PROBLEM » Copy each line below that contains "中等质量黑洞长期以来都是理论预测的黑洞".

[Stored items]
>> START

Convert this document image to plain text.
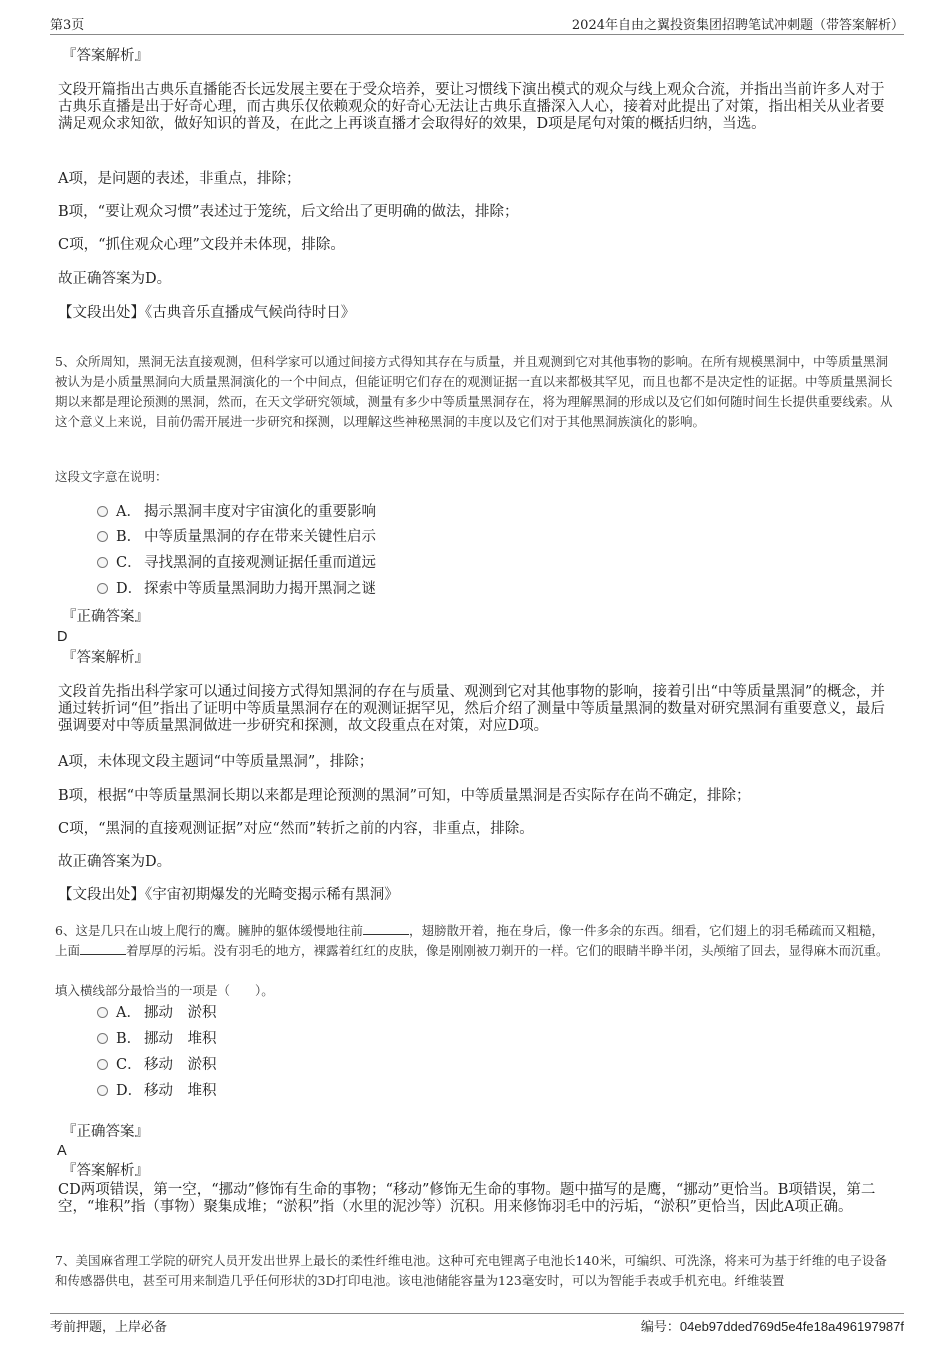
第3页	2024年自由之翼投资集团招聘笔试冲刺题（带答案解析）
『答案解析』
文段开篇指出古典乐直播能否长远发展主要在于受众培养，要让习惯线下演出模式的观众与线上观众合流，并指出当前许多人对于古典乐直播是出于好奇心理，而古典乐仅依赖观众的好奇心无法让古典乐直播深入人心，接着对此提出了对策，指出相关从业者要满足观众求知欲，做好知识的普及，在此之上再谈直播才会取得好的效果，D项是尾句对策的概括归纳，当选。
A项，是问题的表述，非重点，排除；
B项，“要让观众习惯”表述过于笼统，后文给出了更明确的做法，排除；
C项，“抓住观众心理”文段并未体现，排除。
故正确答案为D。
【文段出处】《古典音乐直播成气候尚待时日》
5、众所周知，黑洞无法直接观测，但科学家可以通过间接方式得知其存在与质量，并且观测到它对其他事物的影响。在所有规模黑洞中，中等质量黑洞被认为是小质量黑洞向大质量黑洞演化的一个中间点，但能证明它们存在的观测证据一直以来都极其罕见，而且也都不是决定性的证据。中等质量黑洞长期以来都是理论预测的黑洞，然而，在天文学研究领域，测量有多少中等质量黑洞存在，将为理解黑洞的形成以及它们如何随时间生长提供重要线索。从这个意义上来说，目前仍需开展进一步研究和探测，以理解这些神秘黑洞的丰度以及它们对于其他黑洞族演化的影响。
这段文字意在说明：
A． 揭示黑洞丰度对宇宙演化的重要影响
B． 中等质量黑洞的存在带来关键性启示
C． 寻找黑洞的直接观测证据任重而道远
D． 探索中等质量黑洞助力揭开黑洞之谜
『正确答案』
D
『答案解析』
文段首先指出科学家可以通过间接方式得知黑洞的存在与质量、观测到它对其他事物的影响，接着引出“中等质量黑洞”的概念，并通过转折词“但”指出了证明中等质量黑洞存在的观测证据罕见，然后介绍了测量中等质量黑洞的数量对研究黑洞有重要意义，最后强调要对中等质量黑洞做进一步研究和探测，故文段重点在对策，对应D项。
A项，未体现文段主题词“中等质量黑洞”，排除；
B项，根据“中等质量黑洞长期以来都是理论预测的黑洞”可知，中等质量黑洞是否实际存在尚不确定，排除；
C项，“黑洞的直接观测证据”对应“然而”转折之前的内容，非重点，排除。
故正确答案为D。
【文段出处】《宇宙初期爆发的光畸变揭示稀有黑洞》
6、这是几只在山坡上爬行的鹰。臃肿的躯体缓慢地往前	，翅膀散开着，拖在身后，像一件多余的东西。细看，它们翅上的羽毛稀疏而又粗糙，上面	着厚厚的污垢。没有羽毛的地方，裸露着红红的皮肤，像是刚刚被刀剃开的一样。它们的眼睛半睁半闭，头颅缩了回去，显得麻木而沉重。
填入横线部分最恰当的一项是（　　）。
A． 挪动　淤积
B． 挪动　堆积
C． 移动　淤积
D． 移动　堆积
『正确答案』
A
『答案解析』
CD两项错误，第一空，“挪动”修饰有生命的事物；“移动”修饰无生命的事物。题中描写的是鹰，“挪动”更恰当。B项错误，第二空，“堆积”指（事物）聚集成堆；“淤积”指（水里的泥沙等）沉积。用来修饰羽毛中的污垢，“淤积”更恰当，因此A项正确。
7、美国麻省理工学院的研究人员开发出世界上最长的柔性纤维电池。这种可充电锂离子电池长140米，可编织、可洗涤，将来可为基于纤维的电子设备和传感器供电，甚至可用来制造几乎任何形状的3D打印电池。该电池储能容量为123毫安时，可以为智能手表或手机充电。纤维装置
考前押题，上岸必备	编号：04eb97dded769d5e4fe18a496197987f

>> END

COMPLETE ANSWER »
5、众所周知，黑洞无法直接观测，但科学家可以通过间接方式得知其存在与质量，并且观测到它对其他事物的影响。在所有规模黑洞中，中等质量黑洞被认为是小质量黑洞向大质量黑洞演化的一个中间点，但能证明它们存在的观测证据一直以来都极其罕见，而且也都不是决定性的证据。中等质量黑洞长期以来都是理论预测的黑洞，然而，在天文学研究领域，测量有多少中等质量黑洞存在，将为理解黑洞的形成以及它们如何随时间生长提供重要线索。从这个意义上来说，目前仍需开展进一步研究和探测，以理解这些神秘黑洞的丰度以及它们对于其他黑洞族演化的影响。
B项，根据“中等质量黑洞长期以来都是理论预测的黑洞”可知，中等质量黑洞是否实际存在尚不确定，排除；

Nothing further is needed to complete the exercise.